Data listing
────────────────────────────────────────

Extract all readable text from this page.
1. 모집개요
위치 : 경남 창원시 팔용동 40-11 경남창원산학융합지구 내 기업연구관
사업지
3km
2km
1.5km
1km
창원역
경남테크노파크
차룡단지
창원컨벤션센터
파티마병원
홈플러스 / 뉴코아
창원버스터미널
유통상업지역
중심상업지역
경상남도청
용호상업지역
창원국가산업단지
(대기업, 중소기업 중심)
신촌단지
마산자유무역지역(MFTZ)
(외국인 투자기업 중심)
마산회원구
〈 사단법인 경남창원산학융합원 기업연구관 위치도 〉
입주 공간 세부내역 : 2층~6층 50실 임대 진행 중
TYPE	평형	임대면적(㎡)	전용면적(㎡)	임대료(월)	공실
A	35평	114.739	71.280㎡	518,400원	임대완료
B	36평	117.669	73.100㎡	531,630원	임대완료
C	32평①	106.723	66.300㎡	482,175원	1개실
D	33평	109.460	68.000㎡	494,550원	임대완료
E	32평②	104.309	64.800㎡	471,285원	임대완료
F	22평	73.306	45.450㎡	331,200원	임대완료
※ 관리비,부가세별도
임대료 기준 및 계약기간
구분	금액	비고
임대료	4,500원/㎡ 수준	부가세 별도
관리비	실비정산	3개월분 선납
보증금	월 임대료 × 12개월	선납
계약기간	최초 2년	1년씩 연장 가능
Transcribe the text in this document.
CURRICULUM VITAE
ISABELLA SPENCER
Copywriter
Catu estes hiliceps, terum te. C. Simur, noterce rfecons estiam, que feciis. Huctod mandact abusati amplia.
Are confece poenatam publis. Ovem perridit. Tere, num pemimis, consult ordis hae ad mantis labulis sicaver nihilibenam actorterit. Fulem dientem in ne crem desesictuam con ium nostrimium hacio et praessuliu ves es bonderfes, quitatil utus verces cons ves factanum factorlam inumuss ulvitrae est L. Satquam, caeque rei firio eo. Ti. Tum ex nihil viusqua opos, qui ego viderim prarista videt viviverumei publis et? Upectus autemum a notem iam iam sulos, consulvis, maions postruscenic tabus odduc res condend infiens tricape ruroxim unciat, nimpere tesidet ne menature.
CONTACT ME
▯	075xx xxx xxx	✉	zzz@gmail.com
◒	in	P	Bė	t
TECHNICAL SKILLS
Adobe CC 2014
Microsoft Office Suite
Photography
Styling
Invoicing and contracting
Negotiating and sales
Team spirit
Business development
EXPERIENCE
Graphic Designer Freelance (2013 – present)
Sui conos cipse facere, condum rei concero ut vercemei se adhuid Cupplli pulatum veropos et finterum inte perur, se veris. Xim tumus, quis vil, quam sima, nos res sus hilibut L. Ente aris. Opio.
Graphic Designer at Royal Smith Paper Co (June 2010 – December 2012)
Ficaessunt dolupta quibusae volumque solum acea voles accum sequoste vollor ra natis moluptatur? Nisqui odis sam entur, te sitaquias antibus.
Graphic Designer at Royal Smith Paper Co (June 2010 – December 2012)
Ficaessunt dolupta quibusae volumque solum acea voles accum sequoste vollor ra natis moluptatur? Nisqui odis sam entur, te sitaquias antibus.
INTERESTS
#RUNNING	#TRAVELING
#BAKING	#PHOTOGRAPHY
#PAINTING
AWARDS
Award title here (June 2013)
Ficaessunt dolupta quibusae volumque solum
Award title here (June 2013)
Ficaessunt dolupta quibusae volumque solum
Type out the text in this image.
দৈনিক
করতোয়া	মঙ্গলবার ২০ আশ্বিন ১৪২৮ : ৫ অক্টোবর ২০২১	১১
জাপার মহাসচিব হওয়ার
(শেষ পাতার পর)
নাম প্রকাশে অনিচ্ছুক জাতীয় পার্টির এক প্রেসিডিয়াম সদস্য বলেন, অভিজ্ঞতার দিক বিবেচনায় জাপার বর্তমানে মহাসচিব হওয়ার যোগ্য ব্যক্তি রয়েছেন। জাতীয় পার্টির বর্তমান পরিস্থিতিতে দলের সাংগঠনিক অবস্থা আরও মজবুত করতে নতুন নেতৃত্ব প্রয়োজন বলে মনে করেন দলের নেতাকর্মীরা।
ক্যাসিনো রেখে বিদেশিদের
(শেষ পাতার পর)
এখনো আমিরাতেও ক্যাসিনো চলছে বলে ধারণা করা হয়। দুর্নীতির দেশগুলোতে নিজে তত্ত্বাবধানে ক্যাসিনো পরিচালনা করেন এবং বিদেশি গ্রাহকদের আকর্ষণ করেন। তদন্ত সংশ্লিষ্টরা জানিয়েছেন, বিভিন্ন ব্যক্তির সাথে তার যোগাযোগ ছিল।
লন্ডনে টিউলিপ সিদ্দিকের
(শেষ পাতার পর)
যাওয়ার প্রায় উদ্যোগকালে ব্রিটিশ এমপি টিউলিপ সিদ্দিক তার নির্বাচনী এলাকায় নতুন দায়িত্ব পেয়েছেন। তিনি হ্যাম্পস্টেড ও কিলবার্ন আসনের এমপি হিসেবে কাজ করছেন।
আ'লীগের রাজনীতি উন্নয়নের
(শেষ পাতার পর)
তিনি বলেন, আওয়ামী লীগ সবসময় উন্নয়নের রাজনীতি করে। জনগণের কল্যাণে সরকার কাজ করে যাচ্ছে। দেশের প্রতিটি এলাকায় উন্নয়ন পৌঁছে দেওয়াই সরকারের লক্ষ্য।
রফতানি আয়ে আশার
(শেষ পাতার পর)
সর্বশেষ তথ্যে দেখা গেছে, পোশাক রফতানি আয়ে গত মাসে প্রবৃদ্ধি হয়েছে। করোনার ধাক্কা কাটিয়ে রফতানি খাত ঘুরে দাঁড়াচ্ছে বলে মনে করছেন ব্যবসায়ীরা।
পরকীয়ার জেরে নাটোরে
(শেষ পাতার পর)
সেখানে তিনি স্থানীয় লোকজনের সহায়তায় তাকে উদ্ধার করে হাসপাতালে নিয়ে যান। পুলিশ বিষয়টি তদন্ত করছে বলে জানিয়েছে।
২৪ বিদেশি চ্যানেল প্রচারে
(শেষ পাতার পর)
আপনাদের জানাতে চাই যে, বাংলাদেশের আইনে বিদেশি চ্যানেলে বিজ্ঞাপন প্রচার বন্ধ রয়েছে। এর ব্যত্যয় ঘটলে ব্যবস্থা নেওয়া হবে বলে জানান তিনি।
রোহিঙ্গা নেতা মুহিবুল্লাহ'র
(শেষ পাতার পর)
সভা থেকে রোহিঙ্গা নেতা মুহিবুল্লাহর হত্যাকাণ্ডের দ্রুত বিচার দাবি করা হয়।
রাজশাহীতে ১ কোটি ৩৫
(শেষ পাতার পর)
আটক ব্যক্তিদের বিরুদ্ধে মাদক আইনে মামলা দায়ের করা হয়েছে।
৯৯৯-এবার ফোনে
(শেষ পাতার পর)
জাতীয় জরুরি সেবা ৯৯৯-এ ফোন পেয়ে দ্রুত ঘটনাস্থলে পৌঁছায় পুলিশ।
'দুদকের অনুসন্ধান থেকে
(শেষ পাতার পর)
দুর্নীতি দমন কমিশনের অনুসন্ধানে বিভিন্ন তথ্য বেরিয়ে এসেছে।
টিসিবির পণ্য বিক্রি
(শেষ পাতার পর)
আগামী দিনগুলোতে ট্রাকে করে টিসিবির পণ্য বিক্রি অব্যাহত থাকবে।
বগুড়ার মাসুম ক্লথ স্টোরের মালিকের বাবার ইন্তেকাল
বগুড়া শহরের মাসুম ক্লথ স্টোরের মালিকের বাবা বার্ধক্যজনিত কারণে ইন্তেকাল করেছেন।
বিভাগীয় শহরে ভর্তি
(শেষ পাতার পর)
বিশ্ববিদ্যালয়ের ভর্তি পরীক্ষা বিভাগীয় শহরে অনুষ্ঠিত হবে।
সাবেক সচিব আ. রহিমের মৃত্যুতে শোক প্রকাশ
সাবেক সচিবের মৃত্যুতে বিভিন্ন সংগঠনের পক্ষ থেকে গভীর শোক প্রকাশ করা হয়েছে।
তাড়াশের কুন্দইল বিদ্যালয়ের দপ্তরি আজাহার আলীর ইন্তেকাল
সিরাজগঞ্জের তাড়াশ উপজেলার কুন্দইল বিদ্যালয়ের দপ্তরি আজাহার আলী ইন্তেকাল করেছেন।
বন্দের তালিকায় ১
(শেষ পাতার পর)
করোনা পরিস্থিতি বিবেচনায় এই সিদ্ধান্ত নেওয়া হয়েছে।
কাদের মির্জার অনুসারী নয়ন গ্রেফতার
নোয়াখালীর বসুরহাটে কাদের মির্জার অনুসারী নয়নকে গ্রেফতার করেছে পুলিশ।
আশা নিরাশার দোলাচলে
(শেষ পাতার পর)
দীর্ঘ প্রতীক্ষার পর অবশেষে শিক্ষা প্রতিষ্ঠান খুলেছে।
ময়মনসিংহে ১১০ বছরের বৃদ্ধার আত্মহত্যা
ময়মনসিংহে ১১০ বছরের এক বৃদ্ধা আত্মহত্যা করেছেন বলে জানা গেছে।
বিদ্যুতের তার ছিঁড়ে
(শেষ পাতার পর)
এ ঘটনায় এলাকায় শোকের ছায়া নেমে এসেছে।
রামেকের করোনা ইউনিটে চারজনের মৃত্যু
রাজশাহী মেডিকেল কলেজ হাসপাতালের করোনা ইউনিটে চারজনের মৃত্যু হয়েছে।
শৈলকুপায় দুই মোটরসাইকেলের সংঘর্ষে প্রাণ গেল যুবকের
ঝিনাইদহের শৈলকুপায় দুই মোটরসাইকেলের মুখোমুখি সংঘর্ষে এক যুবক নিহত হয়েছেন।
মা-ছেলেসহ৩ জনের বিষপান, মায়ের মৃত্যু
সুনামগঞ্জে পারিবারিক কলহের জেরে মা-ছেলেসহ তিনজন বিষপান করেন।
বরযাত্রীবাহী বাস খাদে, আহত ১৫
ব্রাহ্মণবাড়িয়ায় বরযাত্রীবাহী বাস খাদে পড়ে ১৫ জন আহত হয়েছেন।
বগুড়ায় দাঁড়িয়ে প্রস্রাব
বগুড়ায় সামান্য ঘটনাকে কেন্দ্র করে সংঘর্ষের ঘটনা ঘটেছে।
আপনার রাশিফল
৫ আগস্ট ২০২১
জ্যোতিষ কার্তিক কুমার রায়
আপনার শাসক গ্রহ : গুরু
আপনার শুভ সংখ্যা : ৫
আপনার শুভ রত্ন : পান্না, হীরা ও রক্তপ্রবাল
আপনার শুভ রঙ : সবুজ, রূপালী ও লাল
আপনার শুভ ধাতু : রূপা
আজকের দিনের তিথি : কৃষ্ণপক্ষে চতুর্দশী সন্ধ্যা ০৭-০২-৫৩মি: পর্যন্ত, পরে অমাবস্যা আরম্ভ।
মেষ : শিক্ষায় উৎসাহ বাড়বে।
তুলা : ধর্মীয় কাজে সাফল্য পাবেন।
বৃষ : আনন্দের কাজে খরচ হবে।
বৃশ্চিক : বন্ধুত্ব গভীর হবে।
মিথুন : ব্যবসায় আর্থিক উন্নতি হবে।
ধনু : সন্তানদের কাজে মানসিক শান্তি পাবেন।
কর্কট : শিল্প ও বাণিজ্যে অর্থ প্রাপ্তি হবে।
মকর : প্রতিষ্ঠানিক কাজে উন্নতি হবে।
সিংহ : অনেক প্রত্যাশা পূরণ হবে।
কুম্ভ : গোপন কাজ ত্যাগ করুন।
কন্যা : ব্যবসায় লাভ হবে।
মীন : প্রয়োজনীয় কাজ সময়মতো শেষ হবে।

────────────────────────────────────────

* _Given problem_:
Extract every line from the records above that contains the word "기업연구관".

* _Solution to this task_:
위치 : 경남 창원시 팔용동 40-11 경남창원산학융합지구 내 기업연구관
〈 사단법인 경남창원산학융합원 기업연구관 위치도 〉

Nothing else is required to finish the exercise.